Given instruction> Extract all of the entries and set them down verbatim.

*** Data for this task ***

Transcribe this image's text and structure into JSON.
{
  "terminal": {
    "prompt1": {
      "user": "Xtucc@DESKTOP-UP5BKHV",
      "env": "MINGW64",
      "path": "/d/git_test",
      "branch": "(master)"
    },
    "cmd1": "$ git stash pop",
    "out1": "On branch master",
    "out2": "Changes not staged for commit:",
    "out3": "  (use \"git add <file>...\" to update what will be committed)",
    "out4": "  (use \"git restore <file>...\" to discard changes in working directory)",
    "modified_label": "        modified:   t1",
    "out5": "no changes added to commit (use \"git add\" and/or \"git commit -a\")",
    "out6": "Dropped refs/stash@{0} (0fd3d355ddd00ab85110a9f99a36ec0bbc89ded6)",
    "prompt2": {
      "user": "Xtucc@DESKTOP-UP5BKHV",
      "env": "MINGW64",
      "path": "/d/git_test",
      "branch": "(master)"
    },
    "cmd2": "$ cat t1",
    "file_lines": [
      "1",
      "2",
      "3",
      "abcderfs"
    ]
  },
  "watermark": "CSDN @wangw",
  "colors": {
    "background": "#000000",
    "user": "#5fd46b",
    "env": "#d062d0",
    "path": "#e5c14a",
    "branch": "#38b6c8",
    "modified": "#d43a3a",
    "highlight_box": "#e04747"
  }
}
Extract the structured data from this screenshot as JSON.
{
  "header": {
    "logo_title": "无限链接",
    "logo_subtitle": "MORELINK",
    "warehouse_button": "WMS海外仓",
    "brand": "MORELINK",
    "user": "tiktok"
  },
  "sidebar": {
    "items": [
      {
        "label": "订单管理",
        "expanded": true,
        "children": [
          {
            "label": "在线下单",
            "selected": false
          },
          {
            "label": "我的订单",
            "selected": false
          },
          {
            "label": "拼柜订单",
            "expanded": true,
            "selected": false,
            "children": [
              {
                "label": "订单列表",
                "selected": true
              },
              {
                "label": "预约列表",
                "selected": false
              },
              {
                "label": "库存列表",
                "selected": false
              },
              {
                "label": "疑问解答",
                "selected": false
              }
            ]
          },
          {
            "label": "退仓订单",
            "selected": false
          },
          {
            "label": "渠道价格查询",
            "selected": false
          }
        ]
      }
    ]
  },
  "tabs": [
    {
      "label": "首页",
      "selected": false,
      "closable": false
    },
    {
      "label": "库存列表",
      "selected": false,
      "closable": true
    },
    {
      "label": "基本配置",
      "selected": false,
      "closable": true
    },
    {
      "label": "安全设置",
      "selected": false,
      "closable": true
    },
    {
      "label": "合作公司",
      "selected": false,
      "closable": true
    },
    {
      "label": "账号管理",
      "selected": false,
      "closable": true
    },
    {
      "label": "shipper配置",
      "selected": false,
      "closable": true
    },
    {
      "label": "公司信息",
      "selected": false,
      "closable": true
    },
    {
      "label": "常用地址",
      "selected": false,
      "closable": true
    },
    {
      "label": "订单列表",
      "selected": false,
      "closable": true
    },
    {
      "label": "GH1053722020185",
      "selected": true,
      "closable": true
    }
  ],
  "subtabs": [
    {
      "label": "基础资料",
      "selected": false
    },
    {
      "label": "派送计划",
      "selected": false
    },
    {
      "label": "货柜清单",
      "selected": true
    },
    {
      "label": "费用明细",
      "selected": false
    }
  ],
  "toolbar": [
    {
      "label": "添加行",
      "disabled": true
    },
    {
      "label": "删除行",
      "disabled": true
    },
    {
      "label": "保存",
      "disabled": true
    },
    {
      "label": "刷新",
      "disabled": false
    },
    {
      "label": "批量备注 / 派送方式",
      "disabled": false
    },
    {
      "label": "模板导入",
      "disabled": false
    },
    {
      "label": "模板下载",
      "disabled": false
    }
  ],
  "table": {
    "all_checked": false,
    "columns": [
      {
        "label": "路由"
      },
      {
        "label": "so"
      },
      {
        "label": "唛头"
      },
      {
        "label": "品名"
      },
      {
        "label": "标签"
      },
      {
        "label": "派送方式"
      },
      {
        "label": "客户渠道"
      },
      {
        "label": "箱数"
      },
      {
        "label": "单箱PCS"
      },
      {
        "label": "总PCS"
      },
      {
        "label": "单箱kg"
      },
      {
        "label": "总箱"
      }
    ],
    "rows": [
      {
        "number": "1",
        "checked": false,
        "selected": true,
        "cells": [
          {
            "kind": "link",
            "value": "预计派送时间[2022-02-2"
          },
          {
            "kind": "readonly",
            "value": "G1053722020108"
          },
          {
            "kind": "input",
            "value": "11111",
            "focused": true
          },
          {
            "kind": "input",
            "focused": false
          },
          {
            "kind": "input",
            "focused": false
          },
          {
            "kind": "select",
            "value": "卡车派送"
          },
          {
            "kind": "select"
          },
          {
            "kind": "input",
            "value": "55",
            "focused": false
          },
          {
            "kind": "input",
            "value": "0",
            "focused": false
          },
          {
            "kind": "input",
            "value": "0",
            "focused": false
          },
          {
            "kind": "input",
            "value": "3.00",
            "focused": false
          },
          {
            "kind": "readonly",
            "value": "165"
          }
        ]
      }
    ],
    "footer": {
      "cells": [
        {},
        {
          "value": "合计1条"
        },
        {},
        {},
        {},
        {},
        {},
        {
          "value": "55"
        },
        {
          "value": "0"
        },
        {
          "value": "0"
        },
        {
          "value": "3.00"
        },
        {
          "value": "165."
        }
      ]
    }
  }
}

***

The response>
Transcribe this image's text and structure into JSON.
{
  "terminal": {
    "prompt1": {
      "user": "Xtucc@DESKTOP-UP5BKHV",
      "env": "MINGW64",
      "path": "/d/git_test",
      "branch": "(master)"
    },
    "cmd1": "$ git stash pop",
    "out1": "On branch master",
    "out2": "Changes not staged for commit:",
    "out3": "  (use \"git add <file>...\" to update what will be committed)",
    "out4": "  (use \"git restore <file>...\" to discard changes in working directory)",
    "modified_label": "        modified:   t1",
    "out5": "no changes added to commit (use \"git add\" and/or \"git commit -a\")",
    "out6": "Dropped refs/stash@{0} (0fd3d355ddd00ab85110a9f99a36ec0bbc89ded6)",
    "prompt2": {
      "user": "Xtucc@DESKTOP-UP5BKHV",
      "env": "MINGW64",
      "path": "/d/git_test",
      "branch": "(master)"
    },
    "cmd2": "$ cat t1",
    "file_lines": [
      "1",
      "2",
      "3",
      "abcderfs"
    ]
  },
  "watermark": "CSDN @wangw",
  "colors": {
    "background": "#000000",
    "user": "#5fd46b",
    "env": "#d062d0",
    "path": "#e5c14a",
    "branch": "#38b6c8",
    "modified": "#d43a3a",
    "highlight_box": "#e04747"
  }
}
Extract the structured data from this screenshot as JSON.
{
  "header": {
    "logo_title": "无限链接",
    "logo_subtitle": "MORELINK",
    "warehouse_button": "WMS海外仓",
    "brand": "MORELINK",
    "user": "tiktok"
  },
  "sidebar": {
    "items": [
      {
        "label": "订单管理",
        "expanded": true,
        "children": [
          {
            "label": "在线下单",
            "selected": false
          },
          {
            "label": "我的订单",
            "selected": false
          },
          {
            "label": "拼柜订单",
            "expanded": true,
            "selected": false,
            "children": [
              {
                "label": "订单列表",
                "selected": true
              },
              {
                "label": "预约列表",
                "selected": false
              },
              {
                "label": "库存列表",
                "selected": false
              },
              {
                "label": "疑问解答",
                "selected": false
              }
            ]
          },
          {
            "label": "退仓订单",
            "selected": false
          },
          {
            "label": "渠道价格查询",
            "selected": false
          }
        ]
      }
    ]
  },
  "tabs": [
    {
      "label": "首页",
      "selected": false,
      "closable": false
    },
    {
      "label": "库存列表",
      "selected": false,
      "closable": true
    },
    {
      "label": "基本配置",
      "selected": false,
      "closable": true
    },
    {
      "label": "安全设置",
      "selected": false,
      "closable": true
    },
    {
      "label": "合作公司",
      "selected": false,
      "closable": true
    },
    {
      "label": "账号管理",
      "selected": false,
      "closable": true
    },
    {
      "label": "shipper配置",
      "selected": false,
      "closable": true
    },
    {
      "label": "公司信息",
      "selected": false,
      "closable": true
    },
    {
      "label": "常用地址",
      "selected": false,
      "closable": true
    },
    {
      "label": "订单列表",
      "selected": false,
      "closable": true
    },
    {
      "label": "GH1053722020185",
      "selected": true,
      "closable": true
    }
  ],
  "subtabs": [
    {
      "label": "基础资料",
      "selected": false
    },
    {
      "label": "派送计划",
      "selected": false
    },
    {
      "label": "货柜清单",
      "selected": true
    },
    {
      "label": "费用明细",
      "selected": false
    }
  ],
  "toolbar": [
    {
      "label": "添加行",
      "disabled": true
    },
    {
      "label": "删除行",
      "disabled": true
    },
    {
      "label": "保存",
      "disabled": true
    },
    {
      "label": "刷新",
      "disabled": false
    },
    {
      "label": "批量备注 / 派送方式",
      "disabled": false
    },
    {
      "label": "模板导入",
      "disabled": false
    },
    {
      "label": "模板下载",
      "disabled": false
    }
  ],
  "table": {
    "all_checked": false,
    "columns": [
      {
        "label": "路由"
      },
      {
        "label": "so"
      },
      {
        "label": "唛头"
      },
      {
        "label": "品名"
      },
      {
        "label": "标签"
      },
      {
        "label": "派送方式"
      },
      {
        "label": "客户渠道"
      },
      {
        "label": "箱数"
      },
      {
        "label": "单箱PCS"
      },
      {
        "label": "总PCS"
      },
      {
        "label": "单箱kg"
      },
      {
        "label": "总箱"
      }
    ],
    "rows": [
      {
        "number": "1",
        "checked": false,
        "selected": true,
        "cells": [
          {
            "kind": "link",
            "value": "预计派送时间[2022-02-2"
          },
          {
            "kind": "readonly",
            "value": "G1053722020108"
          },
          {
            "kind": "input",
            "value": "11111",
            "focused": true
          },
          {
            "kind": "input",
            "focused": false
          },
          {
            "kind": "input",
            "focused": false
          },
          {
            "kind": "select",
            "value": "卡车派送"
          },
          {
            "kind": "select"
          },
          {
            "kind": "input",
            "value": "55",
            "focused": false
          },
          {
            "kind": "input",
            "value": "0",
            "focused": false
          },
          {
            "kind": "input",
            "value": "0",
            "focused": false
          },
          {
            "kind": "input",
            "value": "3.00",
            "focused": false
          },
          {
            "kind": "readonly",
            "value": "165"
          }
        ]
      }
    ],
    "footer": {
      "cells": [
        {},
        {
          "value": "合计1条"
        },
        {},
        {},
        {},
        {},
        {},
        {
          "value": "55"
        },
        {
          "value": "0"
        },
        {
          "value": "0"
        },
        {
          "value": "3.00"
        },
        {
          "value": "165."
        }
      ]
    }
  }
}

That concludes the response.